Look through the entries below and count the lines with the word "contas" in them; give only the number.

──────── Data supplied

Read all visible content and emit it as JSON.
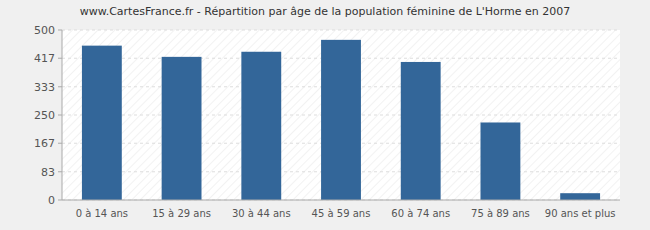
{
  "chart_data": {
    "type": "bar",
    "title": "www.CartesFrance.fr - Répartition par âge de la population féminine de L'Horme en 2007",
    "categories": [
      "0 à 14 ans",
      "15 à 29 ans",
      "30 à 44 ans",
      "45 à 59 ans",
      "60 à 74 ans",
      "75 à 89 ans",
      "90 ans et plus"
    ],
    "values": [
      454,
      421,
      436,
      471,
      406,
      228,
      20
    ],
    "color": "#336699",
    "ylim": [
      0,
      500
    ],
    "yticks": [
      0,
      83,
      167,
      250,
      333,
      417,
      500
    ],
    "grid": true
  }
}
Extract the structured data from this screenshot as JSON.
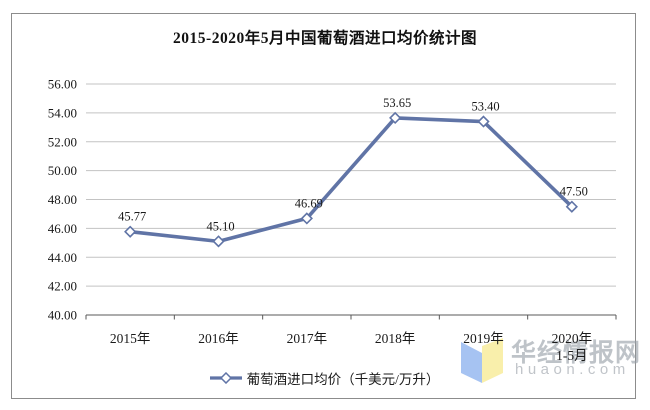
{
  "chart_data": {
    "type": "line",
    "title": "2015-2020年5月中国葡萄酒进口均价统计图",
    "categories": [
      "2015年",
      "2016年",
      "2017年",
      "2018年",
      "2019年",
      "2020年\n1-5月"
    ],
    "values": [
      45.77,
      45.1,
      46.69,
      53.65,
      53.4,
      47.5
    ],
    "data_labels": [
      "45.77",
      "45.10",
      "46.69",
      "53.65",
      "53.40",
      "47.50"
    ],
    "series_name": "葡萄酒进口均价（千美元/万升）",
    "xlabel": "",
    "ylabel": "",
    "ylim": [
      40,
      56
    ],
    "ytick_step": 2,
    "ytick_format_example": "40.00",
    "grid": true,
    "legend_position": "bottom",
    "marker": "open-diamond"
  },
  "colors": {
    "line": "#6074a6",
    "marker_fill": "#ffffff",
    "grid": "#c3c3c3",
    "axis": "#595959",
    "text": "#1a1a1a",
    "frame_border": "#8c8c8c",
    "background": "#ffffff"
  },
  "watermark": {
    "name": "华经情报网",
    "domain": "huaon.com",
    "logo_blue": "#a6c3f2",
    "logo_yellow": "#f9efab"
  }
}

────────────────
──────── Data supplied

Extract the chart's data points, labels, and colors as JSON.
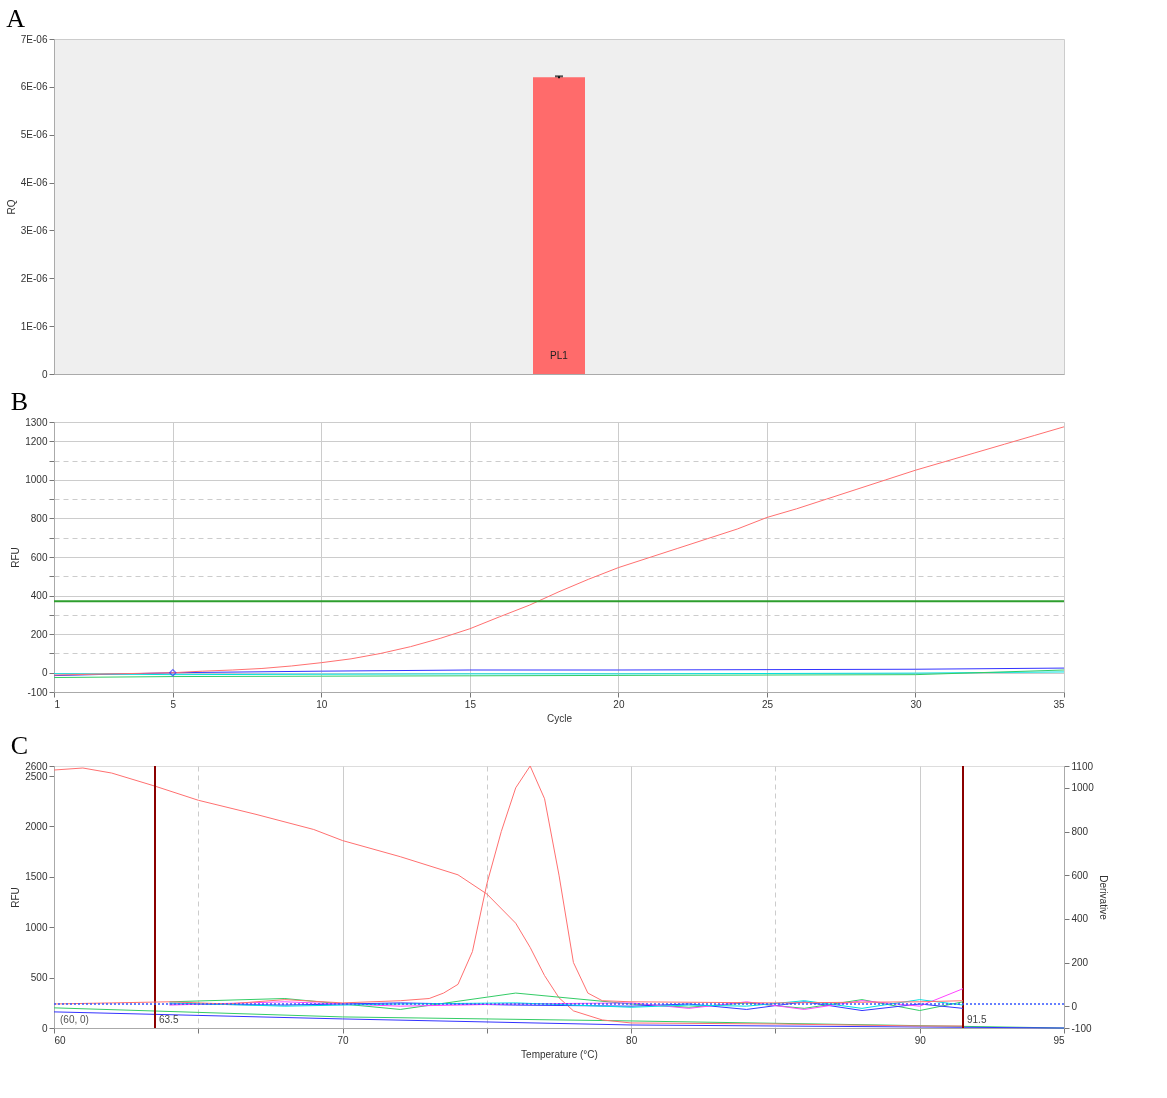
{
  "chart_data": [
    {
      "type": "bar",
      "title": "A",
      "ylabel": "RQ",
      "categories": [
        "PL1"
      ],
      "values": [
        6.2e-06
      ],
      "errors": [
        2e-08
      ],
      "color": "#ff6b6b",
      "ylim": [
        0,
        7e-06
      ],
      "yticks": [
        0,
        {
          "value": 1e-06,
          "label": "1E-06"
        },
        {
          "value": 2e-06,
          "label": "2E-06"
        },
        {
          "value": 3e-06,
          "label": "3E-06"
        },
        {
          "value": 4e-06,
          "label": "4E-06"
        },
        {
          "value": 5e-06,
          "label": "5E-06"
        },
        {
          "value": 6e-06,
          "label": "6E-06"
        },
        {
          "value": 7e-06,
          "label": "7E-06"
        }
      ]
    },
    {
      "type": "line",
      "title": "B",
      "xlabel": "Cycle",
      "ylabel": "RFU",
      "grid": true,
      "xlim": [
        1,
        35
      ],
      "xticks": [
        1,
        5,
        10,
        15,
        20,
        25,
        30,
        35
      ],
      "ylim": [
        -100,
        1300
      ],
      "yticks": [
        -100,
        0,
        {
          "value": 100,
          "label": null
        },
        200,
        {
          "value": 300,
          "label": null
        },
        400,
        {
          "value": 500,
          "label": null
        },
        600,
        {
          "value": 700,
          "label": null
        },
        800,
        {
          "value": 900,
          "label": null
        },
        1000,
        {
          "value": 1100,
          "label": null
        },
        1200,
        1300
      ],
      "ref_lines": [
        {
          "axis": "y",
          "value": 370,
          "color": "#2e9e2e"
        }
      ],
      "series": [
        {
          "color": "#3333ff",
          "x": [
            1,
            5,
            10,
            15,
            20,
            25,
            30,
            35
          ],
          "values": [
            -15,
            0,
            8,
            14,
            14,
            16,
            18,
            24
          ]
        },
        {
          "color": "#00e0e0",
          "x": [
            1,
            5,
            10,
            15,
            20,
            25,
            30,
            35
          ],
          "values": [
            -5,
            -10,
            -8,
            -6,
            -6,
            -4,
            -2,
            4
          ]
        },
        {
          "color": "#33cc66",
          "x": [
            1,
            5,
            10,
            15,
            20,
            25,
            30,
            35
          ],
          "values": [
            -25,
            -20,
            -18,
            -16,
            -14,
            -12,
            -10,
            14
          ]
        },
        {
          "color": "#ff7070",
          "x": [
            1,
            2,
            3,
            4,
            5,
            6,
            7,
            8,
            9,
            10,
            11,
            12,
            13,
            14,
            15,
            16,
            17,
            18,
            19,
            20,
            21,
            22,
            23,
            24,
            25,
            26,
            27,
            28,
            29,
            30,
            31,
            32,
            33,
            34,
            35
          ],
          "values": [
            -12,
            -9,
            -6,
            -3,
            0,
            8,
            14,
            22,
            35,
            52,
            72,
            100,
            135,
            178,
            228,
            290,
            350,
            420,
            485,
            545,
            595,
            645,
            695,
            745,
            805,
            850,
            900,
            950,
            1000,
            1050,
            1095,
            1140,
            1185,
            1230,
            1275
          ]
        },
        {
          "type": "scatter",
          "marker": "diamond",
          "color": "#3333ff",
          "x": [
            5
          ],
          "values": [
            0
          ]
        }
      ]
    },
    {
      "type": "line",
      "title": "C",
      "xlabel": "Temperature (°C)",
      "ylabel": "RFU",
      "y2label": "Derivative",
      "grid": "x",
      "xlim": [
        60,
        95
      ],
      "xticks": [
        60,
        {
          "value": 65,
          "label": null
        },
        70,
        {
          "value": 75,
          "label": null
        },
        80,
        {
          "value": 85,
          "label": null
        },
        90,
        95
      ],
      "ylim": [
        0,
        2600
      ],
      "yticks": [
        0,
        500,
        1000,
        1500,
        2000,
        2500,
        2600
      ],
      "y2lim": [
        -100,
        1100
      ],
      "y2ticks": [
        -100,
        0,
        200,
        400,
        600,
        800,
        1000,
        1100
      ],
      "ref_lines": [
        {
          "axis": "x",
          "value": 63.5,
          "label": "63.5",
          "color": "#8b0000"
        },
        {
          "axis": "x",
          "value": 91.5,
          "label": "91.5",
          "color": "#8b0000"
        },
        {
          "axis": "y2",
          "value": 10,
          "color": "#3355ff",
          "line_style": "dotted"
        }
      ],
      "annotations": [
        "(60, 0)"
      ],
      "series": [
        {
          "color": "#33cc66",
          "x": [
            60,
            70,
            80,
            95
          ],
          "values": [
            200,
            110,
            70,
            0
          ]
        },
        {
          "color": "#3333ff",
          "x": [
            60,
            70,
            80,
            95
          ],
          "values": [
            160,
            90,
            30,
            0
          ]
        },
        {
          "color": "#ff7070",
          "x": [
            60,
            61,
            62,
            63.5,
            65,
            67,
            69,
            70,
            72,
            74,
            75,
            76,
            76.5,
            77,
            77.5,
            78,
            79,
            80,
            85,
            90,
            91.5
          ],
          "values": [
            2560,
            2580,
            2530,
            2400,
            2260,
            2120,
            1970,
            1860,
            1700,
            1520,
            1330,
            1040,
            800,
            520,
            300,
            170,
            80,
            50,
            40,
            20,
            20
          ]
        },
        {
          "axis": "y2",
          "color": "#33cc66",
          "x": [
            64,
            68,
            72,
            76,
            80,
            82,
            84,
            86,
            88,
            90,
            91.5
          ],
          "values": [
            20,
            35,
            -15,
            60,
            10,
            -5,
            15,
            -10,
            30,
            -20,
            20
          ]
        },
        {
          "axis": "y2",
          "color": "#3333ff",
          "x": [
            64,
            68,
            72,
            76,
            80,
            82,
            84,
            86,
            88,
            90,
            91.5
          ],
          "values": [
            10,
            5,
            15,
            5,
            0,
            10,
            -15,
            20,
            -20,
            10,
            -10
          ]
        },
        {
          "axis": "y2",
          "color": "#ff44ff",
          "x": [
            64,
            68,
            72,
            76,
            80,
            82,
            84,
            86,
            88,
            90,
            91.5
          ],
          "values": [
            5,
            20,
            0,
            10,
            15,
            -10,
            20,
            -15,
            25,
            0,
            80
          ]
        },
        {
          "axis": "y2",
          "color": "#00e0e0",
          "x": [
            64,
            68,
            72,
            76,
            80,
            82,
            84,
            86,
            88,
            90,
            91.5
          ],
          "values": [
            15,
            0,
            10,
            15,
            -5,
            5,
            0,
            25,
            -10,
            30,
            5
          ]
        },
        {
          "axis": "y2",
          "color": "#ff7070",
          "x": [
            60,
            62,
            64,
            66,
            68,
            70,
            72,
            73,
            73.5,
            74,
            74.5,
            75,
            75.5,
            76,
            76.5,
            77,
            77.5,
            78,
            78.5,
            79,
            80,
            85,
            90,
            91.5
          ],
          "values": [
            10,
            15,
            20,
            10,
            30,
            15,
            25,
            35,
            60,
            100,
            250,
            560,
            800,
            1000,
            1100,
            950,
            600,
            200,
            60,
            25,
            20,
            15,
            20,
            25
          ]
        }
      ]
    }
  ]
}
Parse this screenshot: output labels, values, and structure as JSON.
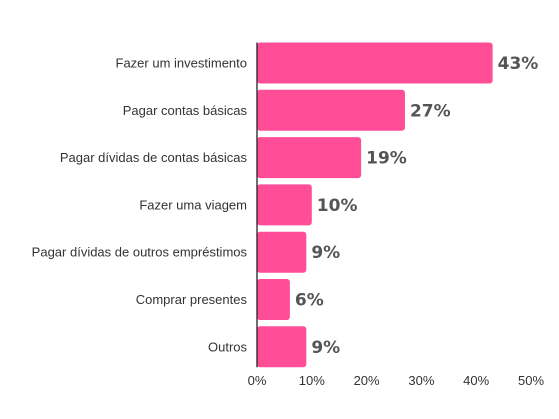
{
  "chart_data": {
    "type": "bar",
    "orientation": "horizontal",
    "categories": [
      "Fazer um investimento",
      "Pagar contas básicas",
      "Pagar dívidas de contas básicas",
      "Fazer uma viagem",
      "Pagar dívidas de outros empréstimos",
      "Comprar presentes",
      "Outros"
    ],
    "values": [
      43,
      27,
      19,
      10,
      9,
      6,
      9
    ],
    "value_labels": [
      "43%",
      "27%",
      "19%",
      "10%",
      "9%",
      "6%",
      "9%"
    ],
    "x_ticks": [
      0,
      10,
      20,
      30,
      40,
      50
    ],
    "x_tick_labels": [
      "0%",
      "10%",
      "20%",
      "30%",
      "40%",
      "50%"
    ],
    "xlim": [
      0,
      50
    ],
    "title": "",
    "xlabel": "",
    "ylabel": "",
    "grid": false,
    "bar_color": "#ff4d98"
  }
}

────────────────

## Solution for this task
2